- _To do_
Restate all the material verbatim, except for the pictures.

- _Provided material_
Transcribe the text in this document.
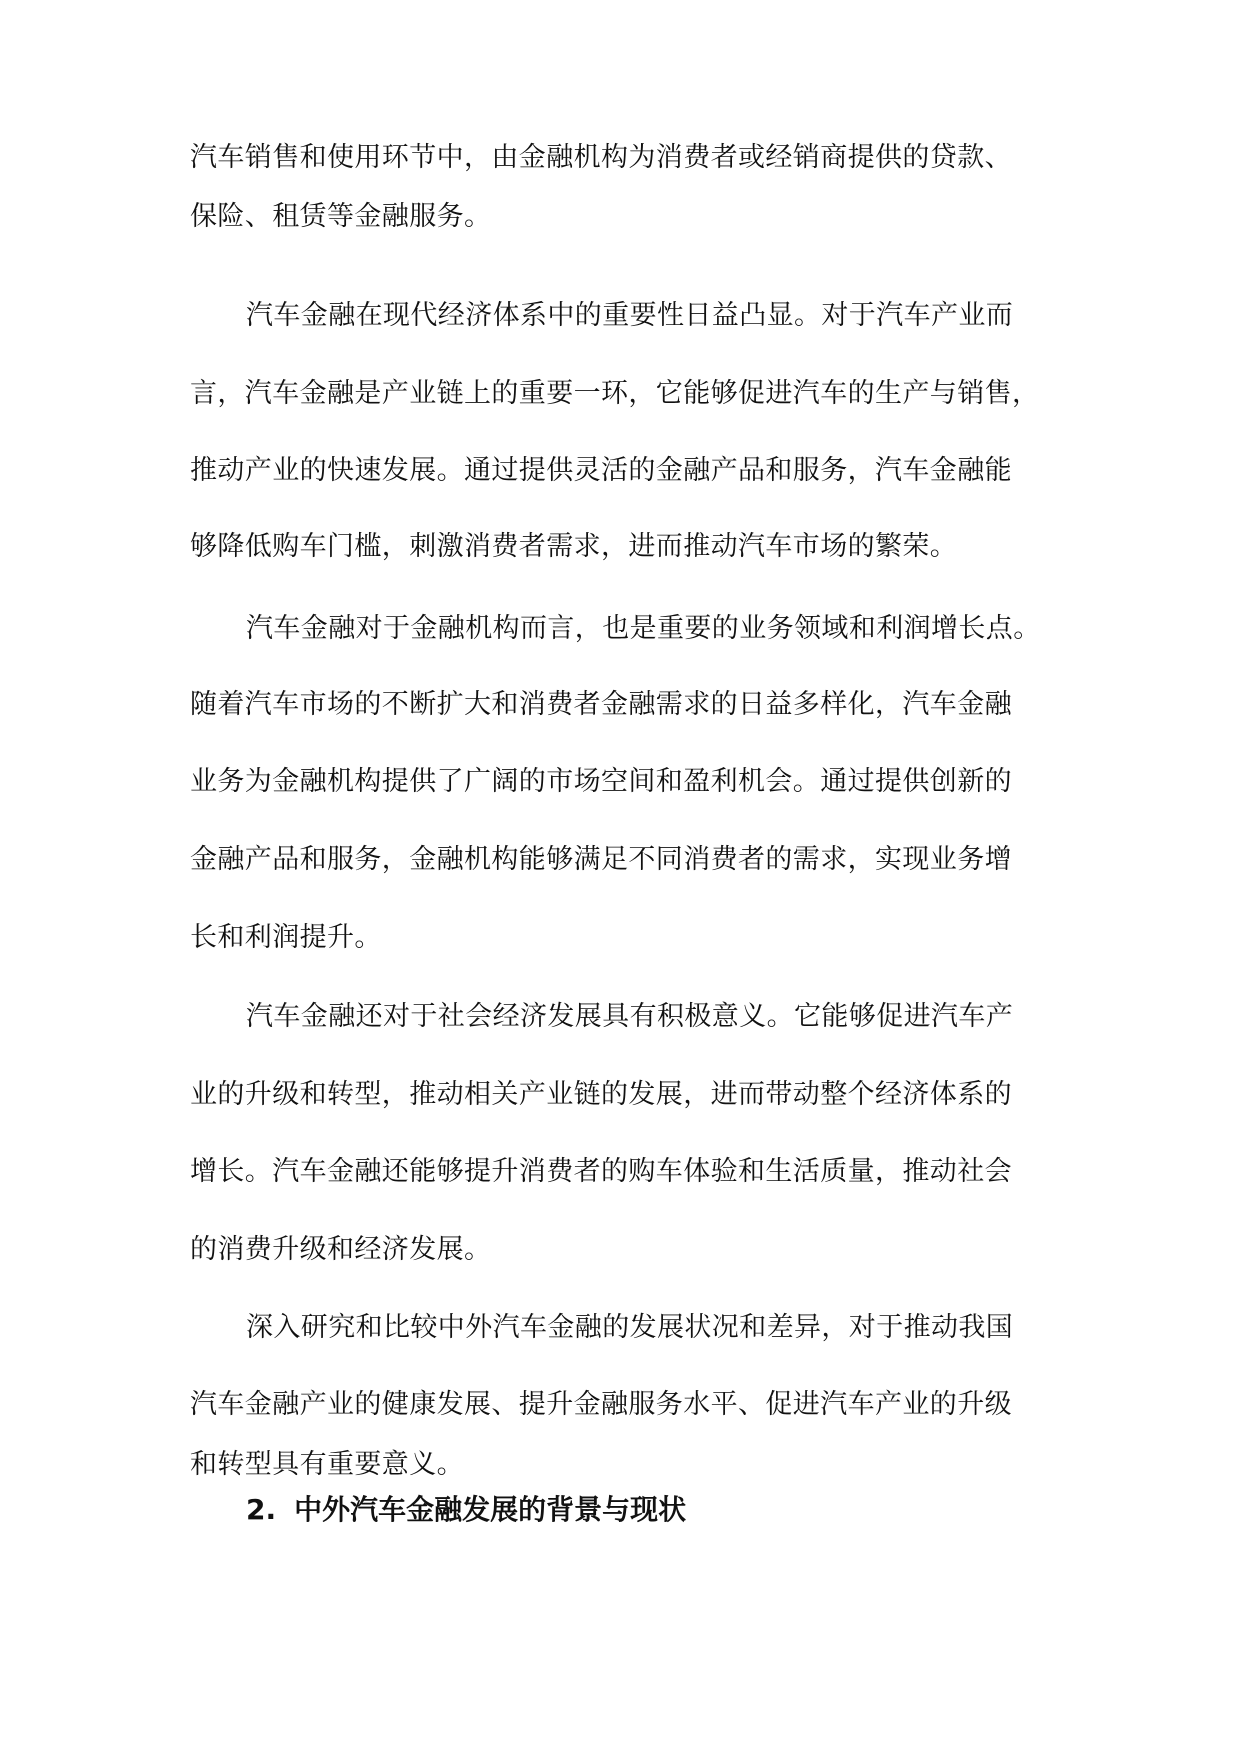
汽车销售和使用环节中，由金融机构为消费者或经销商提供的贷款、
保险、租赁等金融服务。
汽车金融在现代经济体系中的重要性日益凸显。对于汽车产业而
言，汽车金融是产业链上的重要一环，它能够促进汽车的生产与销售，
推动产业的快速发展。通过提供灵活的金融产品和服务，汽车金融能
够降低购车门槛，刺激消费者需求，进而推动汽车市场的繁荣。
汽车金融对于金融机构而言，也是重要的业务领域和利润增长点。
随着汽车市场的不断扩大和消费者金融需求的日益多样化，汽车金融
业务为金融机构提供了广阔的市场空间和盈利机会。通过提供创新的
金融产品和服务，金融机构能够满足不同消费者的需求，实现业务增
长和利润提升。
汽车金融还对于社会经济发展具有积极意义。它能够促进汽车产
业的升级和转型，推动相关产业链的发展，进而带动整个经济体系的
增长。汽车金融还能够提升消费者的购车体验和生活质量，推动社会
的消费升级和经济发展。
深入研究和比较中外汽车金融的发展状况和差异，对于推动我国
汽车金融产业的健康发展、提升金融服务水平、促进汽车产业的升级
和转型具有重要意义。
2. 中外汽车金融发展的背景与现状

- _Finished answer_
Transcribe the text in this document.
汽车销售和使用环节中，由金融机构为消费者或经销商提供的贷款、
保险、租赁等金融服务。
汽车金融在现代经济体系中的重要性日益凸显。对于汽车产业而
言，汽车金融是产业链上的重要一环，它能够促进汽车的生产与销售，
推动产业的快速发展。通过提供灵活的金融产品和服务，汽车金融能
够降低购车门槛，刺激消费者需求，进而推动汽车市场的繁荣。
汽车金融对于金融机构而言，也是重要的业务领域和利润增长点。
随着汽车市场的不断扩大和消费者金融需求的日益多样化，汽车金融
业务为金融机构提供了广阔的市场空间和盈利机会。通过提供创新的
金融产品和服务，金融机构能够满足不同消费者的需求，实现业务增
长和利润提升。
汽车金融还对于社会经济发展具有积极意义。它能够促进汽车产
业的升级和转型，推动相关产业链的发展，进而带动整个经济体系的
增长。汽车金融还能够提升消费者的购车体验和生活质量，推动社会
的消费升级和经济发展。
深入研究和比较中外汽车金融的发展状况和差异，对于推动我国
汽车金融产业的健康发展、提升金融服务水平、促进汽车产业的升级
和转型具有重要意义。
2. 中外汽车金融发展的背景与现状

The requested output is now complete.